Would you copy out the whole listing exactly as given?
***** Dataset rows
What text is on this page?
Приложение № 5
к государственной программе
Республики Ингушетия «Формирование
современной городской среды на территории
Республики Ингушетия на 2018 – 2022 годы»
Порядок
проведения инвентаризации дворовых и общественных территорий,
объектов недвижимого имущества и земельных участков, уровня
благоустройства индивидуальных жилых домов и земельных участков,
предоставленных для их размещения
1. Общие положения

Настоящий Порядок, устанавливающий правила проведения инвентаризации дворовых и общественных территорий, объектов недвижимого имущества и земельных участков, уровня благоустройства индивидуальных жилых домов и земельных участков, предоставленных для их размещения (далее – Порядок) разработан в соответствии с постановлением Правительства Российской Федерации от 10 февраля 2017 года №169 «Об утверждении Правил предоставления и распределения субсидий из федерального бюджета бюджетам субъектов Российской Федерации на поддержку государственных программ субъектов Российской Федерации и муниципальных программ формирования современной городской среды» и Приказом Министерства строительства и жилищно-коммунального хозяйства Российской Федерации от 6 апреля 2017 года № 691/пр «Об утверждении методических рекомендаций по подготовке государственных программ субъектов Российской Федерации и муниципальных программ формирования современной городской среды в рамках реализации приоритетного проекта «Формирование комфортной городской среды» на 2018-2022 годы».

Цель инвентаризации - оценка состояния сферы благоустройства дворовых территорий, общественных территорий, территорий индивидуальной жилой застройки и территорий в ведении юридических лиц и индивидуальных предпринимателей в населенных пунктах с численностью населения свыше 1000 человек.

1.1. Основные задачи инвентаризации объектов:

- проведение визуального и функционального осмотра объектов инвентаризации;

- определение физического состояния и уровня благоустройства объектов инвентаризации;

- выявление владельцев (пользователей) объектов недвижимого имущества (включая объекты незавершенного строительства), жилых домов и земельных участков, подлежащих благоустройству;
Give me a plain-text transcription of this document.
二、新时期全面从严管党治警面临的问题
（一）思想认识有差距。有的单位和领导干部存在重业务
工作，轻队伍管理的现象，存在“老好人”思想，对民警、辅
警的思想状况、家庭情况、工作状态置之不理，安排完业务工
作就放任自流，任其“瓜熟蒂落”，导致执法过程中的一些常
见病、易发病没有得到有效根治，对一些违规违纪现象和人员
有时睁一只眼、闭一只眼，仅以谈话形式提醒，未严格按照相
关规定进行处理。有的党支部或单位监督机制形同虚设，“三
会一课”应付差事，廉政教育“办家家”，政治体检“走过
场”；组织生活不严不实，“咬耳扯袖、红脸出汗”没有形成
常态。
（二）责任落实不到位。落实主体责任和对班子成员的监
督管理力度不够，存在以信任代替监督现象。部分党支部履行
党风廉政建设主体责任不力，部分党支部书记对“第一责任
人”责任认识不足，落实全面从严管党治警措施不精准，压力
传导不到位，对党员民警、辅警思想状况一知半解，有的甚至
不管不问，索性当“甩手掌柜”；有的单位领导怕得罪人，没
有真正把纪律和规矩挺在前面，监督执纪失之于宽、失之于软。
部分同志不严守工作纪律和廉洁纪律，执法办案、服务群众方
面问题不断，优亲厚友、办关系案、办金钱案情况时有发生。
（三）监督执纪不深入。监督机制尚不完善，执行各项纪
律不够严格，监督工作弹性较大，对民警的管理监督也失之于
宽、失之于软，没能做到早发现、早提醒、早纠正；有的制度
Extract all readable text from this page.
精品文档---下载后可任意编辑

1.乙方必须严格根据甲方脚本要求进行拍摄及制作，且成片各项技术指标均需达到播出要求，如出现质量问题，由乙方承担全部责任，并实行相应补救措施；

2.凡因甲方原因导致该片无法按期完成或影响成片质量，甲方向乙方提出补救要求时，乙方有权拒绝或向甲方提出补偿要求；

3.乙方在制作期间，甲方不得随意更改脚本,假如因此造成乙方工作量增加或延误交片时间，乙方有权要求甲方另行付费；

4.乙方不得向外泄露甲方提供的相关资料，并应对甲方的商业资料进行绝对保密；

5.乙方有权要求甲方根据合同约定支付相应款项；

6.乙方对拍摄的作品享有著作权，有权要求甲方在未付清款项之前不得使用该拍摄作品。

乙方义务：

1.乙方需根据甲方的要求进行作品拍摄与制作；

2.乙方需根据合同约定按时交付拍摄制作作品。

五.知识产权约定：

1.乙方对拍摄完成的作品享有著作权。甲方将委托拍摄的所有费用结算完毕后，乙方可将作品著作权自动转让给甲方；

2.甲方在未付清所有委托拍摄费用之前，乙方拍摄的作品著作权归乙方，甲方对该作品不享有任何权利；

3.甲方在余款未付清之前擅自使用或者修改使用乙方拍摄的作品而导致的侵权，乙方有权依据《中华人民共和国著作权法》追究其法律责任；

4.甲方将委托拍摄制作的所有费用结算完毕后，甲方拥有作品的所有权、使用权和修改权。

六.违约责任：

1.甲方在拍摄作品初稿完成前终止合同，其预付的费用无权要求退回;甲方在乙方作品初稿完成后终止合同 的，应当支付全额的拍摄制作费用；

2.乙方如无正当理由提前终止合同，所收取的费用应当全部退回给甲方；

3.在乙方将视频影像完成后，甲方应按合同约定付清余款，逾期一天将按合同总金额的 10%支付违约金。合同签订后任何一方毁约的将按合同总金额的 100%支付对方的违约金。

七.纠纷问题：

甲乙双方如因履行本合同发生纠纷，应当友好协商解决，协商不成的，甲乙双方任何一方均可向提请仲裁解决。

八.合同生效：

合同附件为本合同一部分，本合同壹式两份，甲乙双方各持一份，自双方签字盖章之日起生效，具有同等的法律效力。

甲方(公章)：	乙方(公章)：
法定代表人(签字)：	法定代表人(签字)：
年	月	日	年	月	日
**********
Task output
What text is on this page?
Приложение № 5
к государственной программе
Республики Ингушетия «Формирование
современной городской среды на территории
Республики Ингушетия на 2018 – 2022 годы»
Порядок
проведения инвентаризации дворовых и общественных территорий,
объектов недвижимого имущества и земельных участков, уровня
благоустройства индивидуальных жилых домов и земельных участков,
предоставленных для их размещения
1. Общие положения

Настоящий Порядок, устанавливающий правила проведения инвентаризации дворовых и общественных территорий, объектов недвижимого имущества и земельных участков, уровня благоустройства индивидуальных жилых домов и земельных участков, предоставленных для их размещения (далее – Порядок) разработан в соответствии с постановлением Правительства Российской Федерации от 10 февраля 2017 года №169 «Об утверждении Правил предоставления и распределения субсидий из федерального бюджета бюджетам субъектов Российской Федерации на поддержку государственных программ субъектов Российской Федерации и муниципальных программ формирования современной городской среды» и Приказом Министерства строительства и жилищно-коммунального хозяйства Российской Федерации от 6 апреля 2017 года № 691/пр «Об утверждении методических рекомендаций по подготовке государственных программ субъектов Российской Федерации и муниципальных программ формирования современной городской среды в рамках реализации приоритетного проекта «Формирование комфортной городской среды» на 2018-2022 годы».

Цель инвентаризации - оценка состояния сферы благоустройства дворовых территорий, общественных территорий, территорий индивидуальной жилой застройки и территорий в ведении юридических лиц и индивидуальных предпринимателей в населенных пунктах с численностью населения свыше 1000 человек.

1.1. Основные задачи инвентаризации объектов:

- проведение визуального и функционального осмотра объектов инвентаризации;

- определение физического состояния и уровня благоустройства объектов инвентаризации;

- выявление владельцев (пользователей) объектов недвижимого имущества (включая объекты незавершенного строительства), жилых домов и земельных участков, подлежащих благоустройству;
Give me a plain-text transcription of this document.
二、新时期全面从严管党治警面临的问题
（一）思想认识有差距。有的单位和领导干部存在重业务
工作，轻队伍管理的现象，存在“老好人”思想，对民警、辅
警的思想状况、家庭情况、工作状态置之不理，安排完业务工
作就放任自流，任其“瓜熟蒂落”，导致执法过程中的一些常
见病、易发病没有得到有效根治，对一些违规违纪现象和人员
有时睁一只眼、闭一只眼，仅以谈话形式提醒，未严格按照相
关规定进行处理。有的党支部或单位监督机制形同虚设，“三
会一课”应付差事，廉政教育“办家家”，政治体检“走过
场”；组织生活不严不实，“咬耳扯袖、红脸出汗”没有形成
常态。
（二）责任落实不到位。落实主体责任和对班子成员的监
督管理力度不够，存在以信任代替监督现象。部分党支部履行
党风廉政建设主体责任不力，部分党支部书记对“第一责任
人”责任认识不足，落实全面从严管党治警措施不精准，压力
传导不到位，对党员民警、辅警思想状况一知半解，有的甚至
不管不问，索性当“甩手掌柜”；有的单位领导怕得罪人，没
有真正把纪律和规矩挺在前面，监督执纪失之于宽、失之于软。
部分同志不严守工作纪律和廉洁纪律，执法办案、服务群众方
面问题不断，优亲厚友、办关系案、办金钱案情况时有发生。
（三）监督执纪不深入。监督机制尚不完善，执行各项纪
律不够严格，监督工作弹性较大，对民警的管理监督也失之于
宽、失之于软，没能做到早发现、早提醒、早纠正；有的制度
Extract all readable text from this page.
精品文档---下载后可任意编辑

1.乙方必须严格根据甲方脚本要求进行拍摄及制作，且成片各项技术指标均需达到播出要求，如出现质量问题，由乙方承担全部责任，并实行相应补救措施；

2.凡因甲方原因导致该片无法按期完成或影响成片质量，甲方向乙方提出补救要求时，乙方有权拒绝或向甲方提出补偿要求；

3.乙方在制作期间，甲方不得随意更改脚本,假如因此造成乙方工作量增加或延误交片时间，乙方有权要求甲方另行付费；

4.乙方不得向外泄露甲方提供的相关资料，并应对甲方的商业资料进行绝对保密；

5.乙方有权要求甲方根据合同约定支付相应款项；

6.乙方对拍摄的作品享有著作权，有权要求甲方在未付清款项之前不得使用该拍摄作品。

乙方义务：

1.乙方需根据甲方的要求进行作品拍摄与制作；

2.乙方需根据合同约定按时交付拍摄制作作品。

五.知识产权约定：

1.乙方对拍摄完成的作品享有著作权。甲方将委托拍摄的所有费用结算完毕后，乙方可将作品著作权自动转让给甲方；

2.甲方在未付清所有委托拍摄费用之前，乙方拍摄的作品著作权归乙方，甲方对该作品不享有任何权利；

3.甲方在余款未付清之前擅自使用或者修改使用乙方拍摄的作品而导致的侵权，乙方有权依据《中华人民共和国著作权法》追究其法律责任；

4.甲方将委托拍摄制作的所有费用结算完毕后，甲方拥有作品的所有权、使用权和修改权。

六.违约责任：

1.甲方在拍摄作品初稿完成前终止合同，其预付的费用无权要求退回;甲方在乙方作品初稿完成后终止合同 的，应当支付全额的拍摄制作费用；

2.乙方如无正当理由提前终止合同，所收取的费用应当全部退回给甲方；

3.在乙方将视频影像完成后，甲方应按合同约定付清余款，逾期一天将按合同总金额的 10%支付违约金。合同签订后任何一方毁约的将按合同总金额的 100%支付对方的违约金。

七.纠纷问题：

甲乙双方如因履行本合同发生纠纷，应当友好协商解决，协商不成的，甲乙双方任何一方均可向提请仲裁解决。

八.合同生效：

合同附件为本合同一部分，本合同壹式两份，甲乙双方各持一份，自双方签字盖章之日起生效，具有同等的法律效力。

甲方(公章)：	乙方(公章)：
法定代表人(签字)：	法定代表人(签字)：
年	月	日	年	月	日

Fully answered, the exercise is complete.